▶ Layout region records
————

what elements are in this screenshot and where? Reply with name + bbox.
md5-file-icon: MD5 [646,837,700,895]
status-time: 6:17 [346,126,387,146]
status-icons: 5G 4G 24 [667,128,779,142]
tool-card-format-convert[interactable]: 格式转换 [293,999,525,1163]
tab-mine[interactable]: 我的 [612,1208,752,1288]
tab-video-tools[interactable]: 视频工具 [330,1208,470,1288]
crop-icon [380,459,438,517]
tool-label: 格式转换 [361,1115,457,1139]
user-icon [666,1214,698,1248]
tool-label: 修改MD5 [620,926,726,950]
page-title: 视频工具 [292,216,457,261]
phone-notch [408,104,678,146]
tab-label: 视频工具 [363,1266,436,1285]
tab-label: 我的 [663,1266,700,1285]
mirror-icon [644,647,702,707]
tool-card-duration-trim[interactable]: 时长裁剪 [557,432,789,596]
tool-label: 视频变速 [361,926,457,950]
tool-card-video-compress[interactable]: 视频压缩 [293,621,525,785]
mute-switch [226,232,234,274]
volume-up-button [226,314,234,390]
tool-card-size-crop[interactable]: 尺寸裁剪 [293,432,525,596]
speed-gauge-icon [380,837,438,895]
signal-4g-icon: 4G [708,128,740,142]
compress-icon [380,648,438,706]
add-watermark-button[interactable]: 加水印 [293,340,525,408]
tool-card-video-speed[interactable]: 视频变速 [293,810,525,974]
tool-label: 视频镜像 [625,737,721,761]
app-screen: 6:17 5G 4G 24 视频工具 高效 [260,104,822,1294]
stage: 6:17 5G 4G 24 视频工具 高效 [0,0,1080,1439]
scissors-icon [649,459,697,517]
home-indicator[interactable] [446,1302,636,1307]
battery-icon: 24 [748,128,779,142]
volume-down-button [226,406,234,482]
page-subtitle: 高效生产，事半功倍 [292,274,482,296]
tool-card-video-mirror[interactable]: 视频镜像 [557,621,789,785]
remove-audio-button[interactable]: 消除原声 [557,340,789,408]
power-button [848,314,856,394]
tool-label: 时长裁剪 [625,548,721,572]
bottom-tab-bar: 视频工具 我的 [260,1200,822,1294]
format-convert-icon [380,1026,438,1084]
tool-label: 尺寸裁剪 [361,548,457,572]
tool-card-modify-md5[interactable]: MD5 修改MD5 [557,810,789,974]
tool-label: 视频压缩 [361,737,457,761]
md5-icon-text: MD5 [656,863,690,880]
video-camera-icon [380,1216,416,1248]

————

Report every line of the data above that contains the string "card", copying each matching line in full.

▶ Solution to this problem
tool-card-format-convert[interactable]: 格式转换 [293,999,525,1163]
tool-card-duration-trim[interactable]: 时长裁剪 [557,432,789,596]
tool-card-video-compress[interactable]: 视频压缩 [293,621,525,785]
tool-card-size-crop[interactable]: 尺寸裁剪 [293,432,525,596]
tool-card-video-speed[interactable]: 视频变速 [293,810,525,974]
tool-card-video-mirror[interactable]: 视频镜像 [557,621,789,785]
tool-card-modify-md5[interactable]: MD5 修改MD5 [557,810,789,974]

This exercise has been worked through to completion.